--- start Record extracts ---

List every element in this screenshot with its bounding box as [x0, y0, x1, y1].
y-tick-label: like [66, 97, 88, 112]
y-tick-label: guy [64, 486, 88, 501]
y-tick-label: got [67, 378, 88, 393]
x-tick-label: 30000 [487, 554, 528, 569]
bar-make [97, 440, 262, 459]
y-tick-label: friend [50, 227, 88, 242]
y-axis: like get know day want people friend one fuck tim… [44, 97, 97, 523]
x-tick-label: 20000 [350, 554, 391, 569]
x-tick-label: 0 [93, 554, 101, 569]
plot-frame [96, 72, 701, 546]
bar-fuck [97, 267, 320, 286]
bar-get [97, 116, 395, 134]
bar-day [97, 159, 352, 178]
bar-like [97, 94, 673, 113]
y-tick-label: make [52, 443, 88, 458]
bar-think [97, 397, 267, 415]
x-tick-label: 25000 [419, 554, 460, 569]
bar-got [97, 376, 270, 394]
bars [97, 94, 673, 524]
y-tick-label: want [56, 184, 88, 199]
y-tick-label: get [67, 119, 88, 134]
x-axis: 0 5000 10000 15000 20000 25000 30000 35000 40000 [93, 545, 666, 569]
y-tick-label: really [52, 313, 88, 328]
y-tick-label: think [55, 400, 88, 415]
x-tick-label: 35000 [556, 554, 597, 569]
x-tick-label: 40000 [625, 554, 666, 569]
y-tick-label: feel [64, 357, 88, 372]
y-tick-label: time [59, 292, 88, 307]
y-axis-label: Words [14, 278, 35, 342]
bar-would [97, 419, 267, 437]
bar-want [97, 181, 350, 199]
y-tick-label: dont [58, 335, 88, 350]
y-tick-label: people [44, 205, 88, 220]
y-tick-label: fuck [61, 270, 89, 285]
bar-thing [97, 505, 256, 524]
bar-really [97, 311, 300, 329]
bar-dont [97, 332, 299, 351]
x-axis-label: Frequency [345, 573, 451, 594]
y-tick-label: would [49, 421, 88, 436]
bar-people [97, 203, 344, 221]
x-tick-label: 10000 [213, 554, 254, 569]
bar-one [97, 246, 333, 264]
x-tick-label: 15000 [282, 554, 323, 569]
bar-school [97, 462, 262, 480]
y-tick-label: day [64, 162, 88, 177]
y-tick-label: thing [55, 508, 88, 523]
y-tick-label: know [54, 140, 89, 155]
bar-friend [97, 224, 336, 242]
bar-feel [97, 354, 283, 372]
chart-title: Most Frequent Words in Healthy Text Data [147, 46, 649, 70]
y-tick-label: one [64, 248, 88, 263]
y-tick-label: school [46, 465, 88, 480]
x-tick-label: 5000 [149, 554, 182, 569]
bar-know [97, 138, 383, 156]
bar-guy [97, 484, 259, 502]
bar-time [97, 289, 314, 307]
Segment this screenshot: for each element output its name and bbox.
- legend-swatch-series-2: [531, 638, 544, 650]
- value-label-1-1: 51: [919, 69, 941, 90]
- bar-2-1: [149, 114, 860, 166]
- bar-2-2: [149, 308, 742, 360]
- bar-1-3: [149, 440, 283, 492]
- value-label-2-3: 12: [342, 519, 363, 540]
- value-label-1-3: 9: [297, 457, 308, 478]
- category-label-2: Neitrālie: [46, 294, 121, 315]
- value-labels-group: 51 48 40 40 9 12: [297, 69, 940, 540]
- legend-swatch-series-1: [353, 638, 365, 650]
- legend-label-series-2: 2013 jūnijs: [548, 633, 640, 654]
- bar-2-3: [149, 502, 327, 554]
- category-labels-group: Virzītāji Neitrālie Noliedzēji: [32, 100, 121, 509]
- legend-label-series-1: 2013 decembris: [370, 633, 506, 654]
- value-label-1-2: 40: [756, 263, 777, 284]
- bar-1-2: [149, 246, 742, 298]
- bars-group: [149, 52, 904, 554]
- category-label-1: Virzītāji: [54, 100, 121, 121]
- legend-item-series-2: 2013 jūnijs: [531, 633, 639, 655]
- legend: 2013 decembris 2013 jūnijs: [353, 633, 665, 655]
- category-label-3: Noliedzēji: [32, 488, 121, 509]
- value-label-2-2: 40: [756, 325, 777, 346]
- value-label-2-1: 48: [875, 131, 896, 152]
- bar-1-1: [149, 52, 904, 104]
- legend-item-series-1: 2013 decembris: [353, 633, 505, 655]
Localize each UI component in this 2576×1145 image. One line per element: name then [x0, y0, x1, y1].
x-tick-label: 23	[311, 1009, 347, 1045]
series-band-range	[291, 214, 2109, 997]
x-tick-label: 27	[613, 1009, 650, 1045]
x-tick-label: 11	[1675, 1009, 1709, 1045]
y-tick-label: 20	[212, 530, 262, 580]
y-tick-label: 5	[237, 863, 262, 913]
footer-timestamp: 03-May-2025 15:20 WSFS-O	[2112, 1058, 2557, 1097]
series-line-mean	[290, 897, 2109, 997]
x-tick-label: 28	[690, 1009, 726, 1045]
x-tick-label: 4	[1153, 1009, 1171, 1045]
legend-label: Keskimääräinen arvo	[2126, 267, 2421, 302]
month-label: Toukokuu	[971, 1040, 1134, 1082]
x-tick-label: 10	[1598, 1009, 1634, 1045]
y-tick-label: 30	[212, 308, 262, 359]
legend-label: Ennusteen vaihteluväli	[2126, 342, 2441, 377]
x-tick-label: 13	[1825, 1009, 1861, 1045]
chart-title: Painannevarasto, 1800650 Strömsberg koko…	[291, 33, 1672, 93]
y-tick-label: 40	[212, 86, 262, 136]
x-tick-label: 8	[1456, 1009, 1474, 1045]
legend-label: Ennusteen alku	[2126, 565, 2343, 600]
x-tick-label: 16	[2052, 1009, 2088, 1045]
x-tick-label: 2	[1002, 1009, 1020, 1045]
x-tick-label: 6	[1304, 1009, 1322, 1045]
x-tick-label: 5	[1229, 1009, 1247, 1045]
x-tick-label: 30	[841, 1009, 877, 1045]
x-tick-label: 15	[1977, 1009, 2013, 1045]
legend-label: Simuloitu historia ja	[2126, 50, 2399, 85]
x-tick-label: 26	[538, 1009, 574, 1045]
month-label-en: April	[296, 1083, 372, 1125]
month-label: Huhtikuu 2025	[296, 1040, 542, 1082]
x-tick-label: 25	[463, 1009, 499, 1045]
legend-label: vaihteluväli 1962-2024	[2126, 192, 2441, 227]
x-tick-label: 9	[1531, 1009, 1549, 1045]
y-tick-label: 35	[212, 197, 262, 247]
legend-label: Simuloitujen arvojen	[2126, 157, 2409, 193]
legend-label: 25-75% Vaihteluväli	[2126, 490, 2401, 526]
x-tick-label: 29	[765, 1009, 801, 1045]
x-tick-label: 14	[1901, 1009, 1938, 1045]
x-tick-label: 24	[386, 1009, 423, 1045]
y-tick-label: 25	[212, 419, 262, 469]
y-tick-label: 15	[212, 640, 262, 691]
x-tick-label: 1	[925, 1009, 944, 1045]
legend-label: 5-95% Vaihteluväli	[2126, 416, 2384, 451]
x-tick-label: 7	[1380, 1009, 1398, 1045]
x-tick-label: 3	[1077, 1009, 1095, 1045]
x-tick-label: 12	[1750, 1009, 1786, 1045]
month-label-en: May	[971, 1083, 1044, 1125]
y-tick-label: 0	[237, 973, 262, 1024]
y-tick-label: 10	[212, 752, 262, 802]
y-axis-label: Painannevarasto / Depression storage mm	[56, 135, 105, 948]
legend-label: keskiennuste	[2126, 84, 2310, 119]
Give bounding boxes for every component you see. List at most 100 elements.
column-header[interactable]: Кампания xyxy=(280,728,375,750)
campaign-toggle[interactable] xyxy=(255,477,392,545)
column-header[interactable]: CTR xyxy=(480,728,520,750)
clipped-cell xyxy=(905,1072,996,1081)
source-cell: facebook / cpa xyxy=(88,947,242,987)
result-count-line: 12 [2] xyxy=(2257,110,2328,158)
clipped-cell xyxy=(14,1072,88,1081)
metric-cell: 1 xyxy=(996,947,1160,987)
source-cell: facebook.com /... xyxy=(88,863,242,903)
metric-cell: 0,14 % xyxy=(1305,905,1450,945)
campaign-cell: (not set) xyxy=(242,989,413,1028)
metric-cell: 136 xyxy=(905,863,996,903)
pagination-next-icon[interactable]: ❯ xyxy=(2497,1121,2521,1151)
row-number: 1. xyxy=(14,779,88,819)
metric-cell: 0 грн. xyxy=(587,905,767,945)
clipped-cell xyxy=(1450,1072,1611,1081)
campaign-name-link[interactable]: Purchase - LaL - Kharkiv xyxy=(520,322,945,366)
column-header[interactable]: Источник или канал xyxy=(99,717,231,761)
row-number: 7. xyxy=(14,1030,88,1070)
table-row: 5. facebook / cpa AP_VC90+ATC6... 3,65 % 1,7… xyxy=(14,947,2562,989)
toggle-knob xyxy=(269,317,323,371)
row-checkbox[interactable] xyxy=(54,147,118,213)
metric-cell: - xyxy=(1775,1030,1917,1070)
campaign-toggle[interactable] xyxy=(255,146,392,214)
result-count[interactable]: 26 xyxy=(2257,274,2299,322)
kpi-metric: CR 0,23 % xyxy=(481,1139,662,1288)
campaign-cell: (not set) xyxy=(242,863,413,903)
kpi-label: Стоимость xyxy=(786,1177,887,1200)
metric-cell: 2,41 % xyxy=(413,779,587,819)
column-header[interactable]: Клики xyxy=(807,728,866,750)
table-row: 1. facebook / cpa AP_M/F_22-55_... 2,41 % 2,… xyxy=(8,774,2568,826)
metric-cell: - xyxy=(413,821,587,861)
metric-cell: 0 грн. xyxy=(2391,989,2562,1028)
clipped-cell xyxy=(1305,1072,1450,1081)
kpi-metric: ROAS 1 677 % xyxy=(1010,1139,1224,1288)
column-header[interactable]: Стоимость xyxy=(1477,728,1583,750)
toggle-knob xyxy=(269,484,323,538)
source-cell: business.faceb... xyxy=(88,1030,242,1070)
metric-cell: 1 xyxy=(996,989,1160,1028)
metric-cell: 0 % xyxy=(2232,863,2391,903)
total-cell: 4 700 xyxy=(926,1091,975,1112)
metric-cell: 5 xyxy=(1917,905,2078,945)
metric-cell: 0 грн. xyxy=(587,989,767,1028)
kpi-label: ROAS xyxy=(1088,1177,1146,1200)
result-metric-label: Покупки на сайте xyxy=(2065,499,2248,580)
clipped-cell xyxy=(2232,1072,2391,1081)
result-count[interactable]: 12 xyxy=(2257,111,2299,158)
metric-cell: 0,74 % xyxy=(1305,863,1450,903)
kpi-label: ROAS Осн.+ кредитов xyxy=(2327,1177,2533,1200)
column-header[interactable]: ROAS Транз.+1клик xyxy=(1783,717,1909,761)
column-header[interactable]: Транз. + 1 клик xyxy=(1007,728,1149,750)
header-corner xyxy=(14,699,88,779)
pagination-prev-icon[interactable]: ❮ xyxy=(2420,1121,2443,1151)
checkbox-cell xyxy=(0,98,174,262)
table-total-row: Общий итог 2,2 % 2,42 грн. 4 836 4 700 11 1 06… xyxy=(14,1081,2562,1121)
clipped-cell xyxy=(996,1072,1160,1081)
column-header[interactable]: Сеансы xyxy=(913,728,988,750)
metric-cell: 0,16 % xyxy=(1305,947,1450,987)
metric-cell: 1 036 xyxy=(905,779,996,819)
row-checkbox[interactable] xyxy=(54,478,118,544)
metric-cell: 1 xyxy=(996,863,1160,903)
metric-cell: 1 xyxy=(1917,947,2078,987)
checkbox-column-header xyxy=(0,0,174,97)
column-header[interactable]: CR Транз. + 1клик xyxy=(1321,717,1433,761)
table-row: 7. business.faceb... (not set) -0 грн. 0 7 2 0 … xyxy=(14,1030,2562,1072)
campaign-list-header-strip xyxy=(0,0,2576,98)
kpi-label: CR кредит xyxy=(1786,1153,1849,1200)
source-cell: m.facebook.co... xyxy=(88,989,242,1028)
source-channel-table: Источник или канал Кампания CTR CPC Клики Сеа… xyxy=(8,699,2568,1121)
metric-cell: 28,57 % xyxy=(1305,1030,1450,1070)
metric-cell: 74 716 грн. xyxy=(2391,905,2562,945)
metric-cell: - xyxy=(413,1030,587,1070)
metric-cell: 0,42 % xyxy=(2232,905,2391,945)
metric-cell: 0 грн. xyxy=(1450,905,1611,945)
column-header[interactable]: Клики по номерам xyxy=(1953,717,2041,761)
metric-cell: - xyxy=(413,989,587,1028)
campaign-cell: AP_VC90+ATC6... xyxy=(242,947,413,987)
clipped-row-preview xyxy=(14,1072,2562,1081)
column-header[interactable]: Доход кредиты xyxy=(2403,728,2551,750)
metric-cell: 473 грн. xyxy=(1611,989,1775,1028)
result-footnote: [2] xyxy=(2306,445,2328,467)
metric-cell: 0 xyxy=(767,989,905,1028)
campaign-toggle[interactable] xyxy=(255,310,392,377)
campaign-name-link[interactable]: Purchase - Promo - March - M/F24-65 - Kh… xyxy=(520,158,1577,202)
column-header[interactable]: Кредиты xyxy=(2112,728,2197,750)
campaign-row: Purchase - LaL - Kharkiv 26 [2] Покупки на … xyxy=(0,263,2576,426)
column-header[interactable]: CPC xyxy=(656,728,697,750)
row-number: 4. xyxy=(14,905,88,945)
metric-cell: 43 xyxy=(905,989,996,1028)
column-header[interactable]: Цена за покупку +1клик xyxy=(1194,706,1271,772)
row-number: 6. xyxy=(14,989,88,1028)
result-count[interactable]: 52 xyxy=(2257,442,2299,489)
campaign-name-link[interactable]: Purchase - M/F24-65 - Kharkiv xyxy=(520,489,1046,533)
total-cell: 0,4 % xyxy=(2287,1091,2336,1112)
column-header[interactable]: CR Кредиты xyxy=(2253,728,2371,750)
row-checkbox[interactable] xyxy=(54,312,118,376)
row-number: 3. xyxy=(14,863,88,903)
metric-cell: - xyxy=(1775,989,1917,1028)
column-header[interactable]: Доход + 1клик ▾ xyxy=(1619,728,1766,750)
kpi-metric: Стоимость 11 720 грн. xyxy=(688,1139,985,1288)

--- end Record extracts ---

* **What you will do**: Reproduce, character for character, the stretch of lines from the first one through the line containing "y-axis: like get", and give nothing else.

* **Result of this task**:
List every element in this screenshot with its bounding box as [x0, y0, x1, y1].
y-tick-label: like [66, 97, 88, 112]
y-tick-label: guy [64, 486, 88, 501]
y-tick-label: got [67, 378, 88, 393]
x-tick-label: 30000 [487, 554, 528, 569]
bar-make [97, 440, 262, 459]
y-tick-label: friend [50, 227, 88, 242]
y-axis: like get know day want people friend one fuck tim… [44, 97, 97, 523]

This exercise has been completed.